_Supplied records:_

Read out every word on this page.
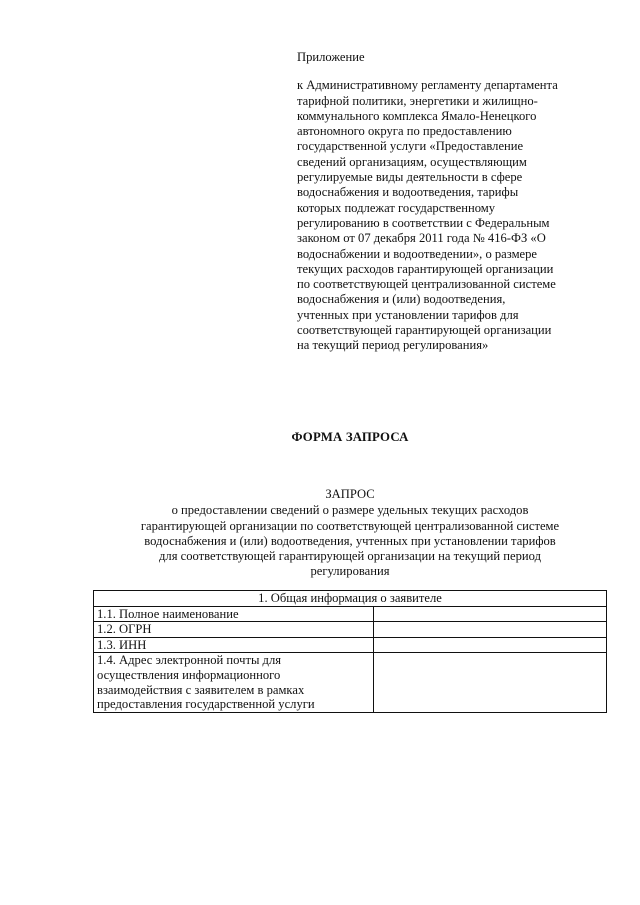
Приложение
к Административному регламенту департамента
тарифной политики, энергетики и жилищно-
коммунального комплекса Ямало-Ненецкого
автономного округа по предоставлению
государственной услуги «Предоставление
сведений организациям, осуществляющим
регулируемые виды деятельности в сфере
водоснабжения и водоотведения, тарифы
которых подлежат государственному
регулированию в соответствии с Федеральным
законом от 07 декабря 2011 года № 416-ФЗ «О
водоснабжении и водоотведении», о размере
текущих расходов гарантирующей организации
по соответствующей централизованной системе
водоснабжения и (или) водоотведения,
учтенных при установлении тарифов для
соответствующей гарантирующей организации
на текущий период регулирования»
ФОРМА ЗАПРОСА
ЗАПРОС
о предоставлении сведений о размере удельных текущих расходов
гарантирующей организации по соответствующей централизованной системе
водоснабжения и (или) водоотведения, учтенных при установлении тарифов
для соответствующей гарантирующей организации на текущий период
регулирования
1. Общая информация о заявителе	
1.1. Полное наименование	
1.2. ОГРН	
1.3. ИНН	

1.4. Адрес электронной почты для
осуществления информационного
взаимодействия с заявителем в рамках
предоставления государственной услуги	
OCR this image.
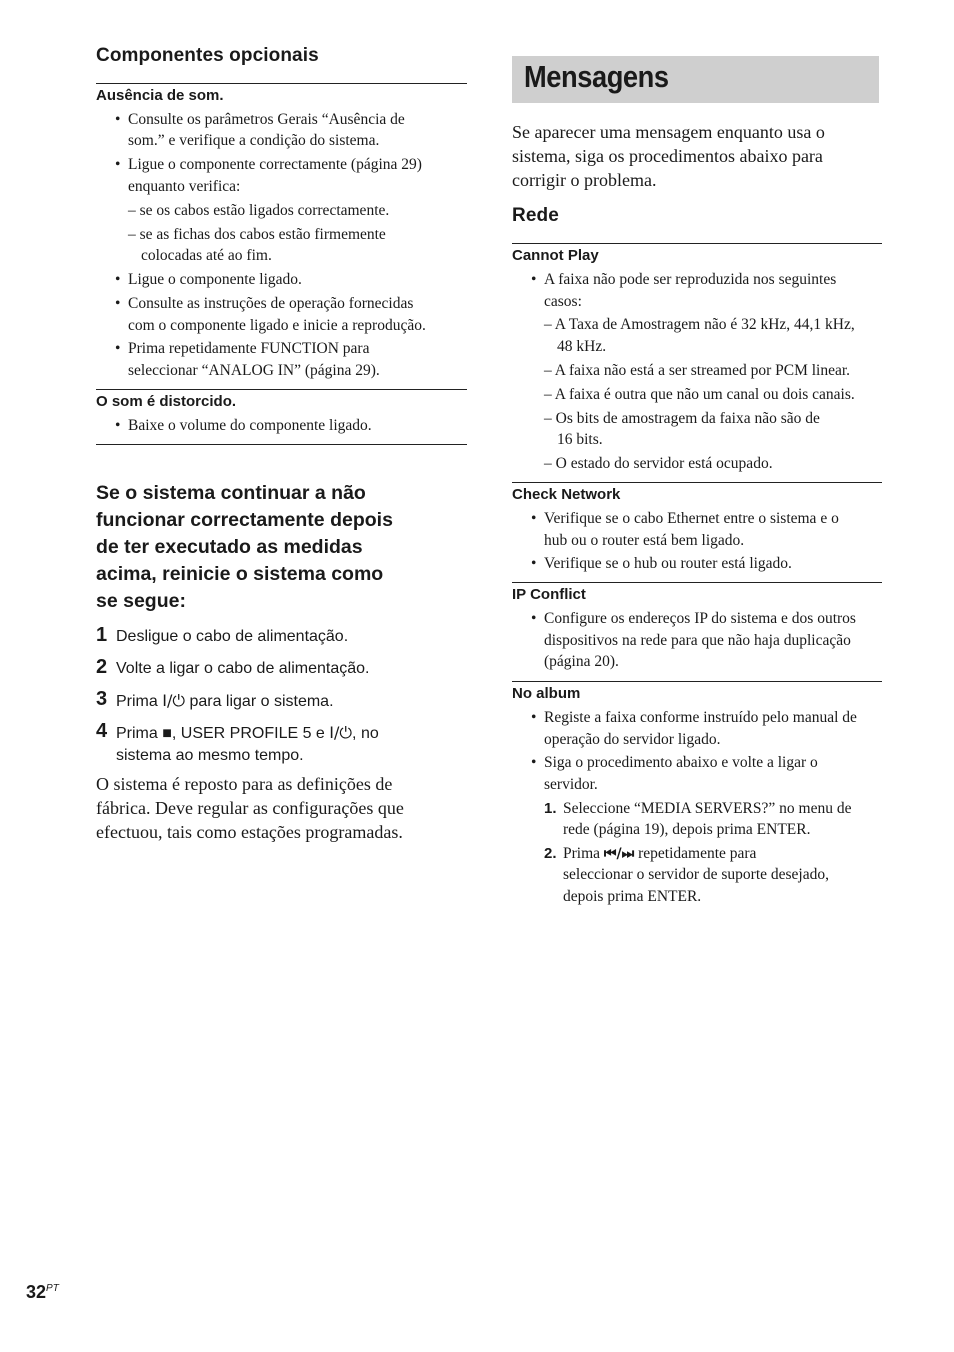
Componentes opcionais
Ausência de som.
• Consulte os parâmetros Gerais “Ausência de
som.” e verifique a condição do sistema.
• Ligue o componente correctamente (página 29)
enquanto verifica:
– se os cabos estão ligados correctamente.
– se as fichas dos cabos estão firmemente
colocadas até ao fim.
• Ligue o componente ligado.
• Consulte as instruções de operação fornecidas
com o componente ligado e inicie a reprodução.
• Prima repetidamente FUNCTION para
seleccionar “ANALOG IN” (página 29).
O som é distorcido.
• Baixe o volume do componente ligado.
Se o sistema continuar a não
funcionar correctamente depois
de ter executado as medidas
acima, reinicie o sistema como
se segue:
1 Desligue o cabo de alimentação.
2 Volte a ligar o cabo de alimentação.
3 Prima I/⏻ para ligar o sistema.
4 Prima ■, USER PROFILE 5 e I/⏻, no
sistema ao mesmo tempo.
O sistema é reposto para as definições de
fábrica. Deve regular as configurações que
efectuou, tais como estações programadas.
Mensagens
Se aparecer uma mensagem enquanto usa o
sistema, siga os procedimentos abaixo para
corrigir o problema.
Rede
Cannot Play
• A faixa não pode ser reproduzida nos seguintes
casos:
– A Taxa de Amostragem não é 32 kHz, 44,1 kHz,
48 kHz.
– A faixa não está a ser streamed por PCM linear.
– A faixa é outra que não um canal ou dois canais.
– Os bits de amostragem da faixa não são de
16 bits.
– O estado do servidor está ocupado.
Check Network
• Verifique se o cabo Ethernet entre o sistema e o
hub ou o router está bem ligado.
• Verifique se o hub ou router está ligado.
IP Conflict
• Configure os endereços IP do sistema e dos outros
dispositivos na rede para que não haja duplicação
(página 20).
No album
• Registe a faixa conforme instruído pelo manual de
operação do servidor ligado.
• Siga o procedimento abaixo e volte a ligar o
servidor.
1. Seleccione “MEDIA SERVERS?” no menu de
rede (página 19), depois prima ENTER.
2. Prima ⏮/⏭ repetidamente para
seleccionar o servidor de suporte desejado,
depois prima ENTER.
$32^{PT}$
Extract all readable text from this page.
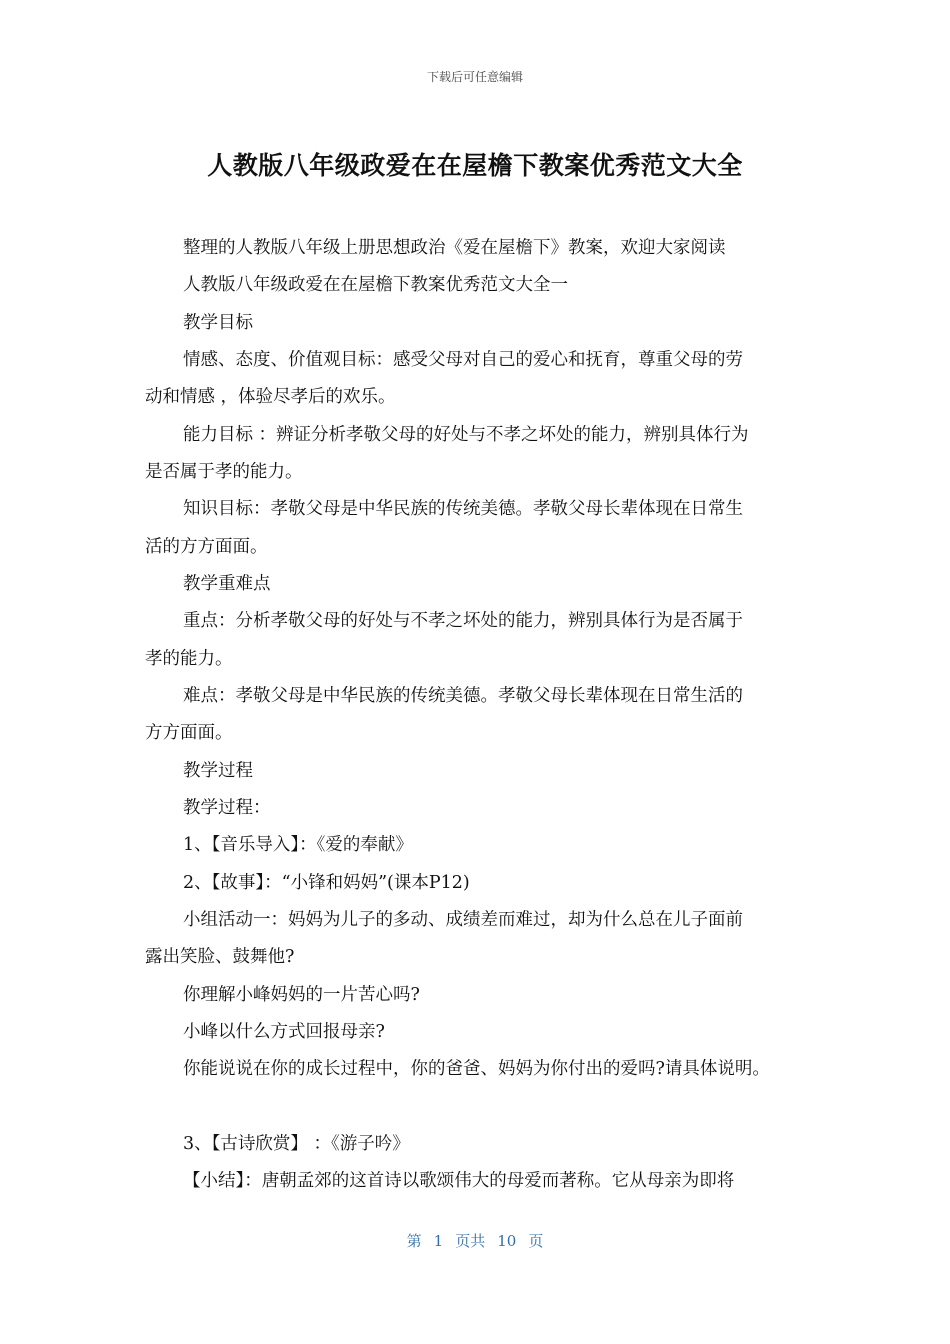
下载后可任意编辑
人教版八年级政爱在在屋檐下教案优秀范文大全
整理的人教版八年级上册思想政治《爱在屋檐下》教案，欢迎大家阅读
人教版八年级政爱在在屋檐下教案优秀范文大全一
教学目标
情感、态度、价值观目标：感受父母对自己的爱心和抚育，尊重父母的劳
动和情感 ，体验尽孝后的欢乐。
能力目标 ：辨证分析孝敬父母的好处与不孝之坏处的能力，辨别具体行为
是否属于孝的能力。
知识目标：孝敬父母是中华民族的传统美德。孝敬父母长辈体现在日常生
活的方方面面。
教学重难点
重点：分析孝敬父母的好处与不孝之坏处的能力，辨别具体行为是否属于
孝的能力。
难点：孝敬父母是中华民族的传统美德。孝敬父母长辈体现在日常生活的
方方面面。
教学过程
教学过程：
1、【音乐导入】：《爱的奉献》
2、【故事】：“小锋和妈妈”(课本P12)
小组活动一：妈妈为儿子的多动、成绩差而难过，却为什么总在儿子面前
露出笑脸、鼓舞他?
你理解小峰妈妈的一片苦心吗?
小峰以什么方式回报母亲?
你能说说在你的成长过程中，你的爸爸、妈妈为你付出的爱吗?请具体说明。
3、【古诗欣赏】 ：《游子吟》
【小结】：唐朝孟郊的这首诗以歌颂伟大的母爱而著称。它从母亲为即将
第 1 页共 10 页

_Short task:_ Filter the entries down to the lines with the word "bits" in them.

_In response:_
– Os bits de amostragem da faixa não são de
16 bits.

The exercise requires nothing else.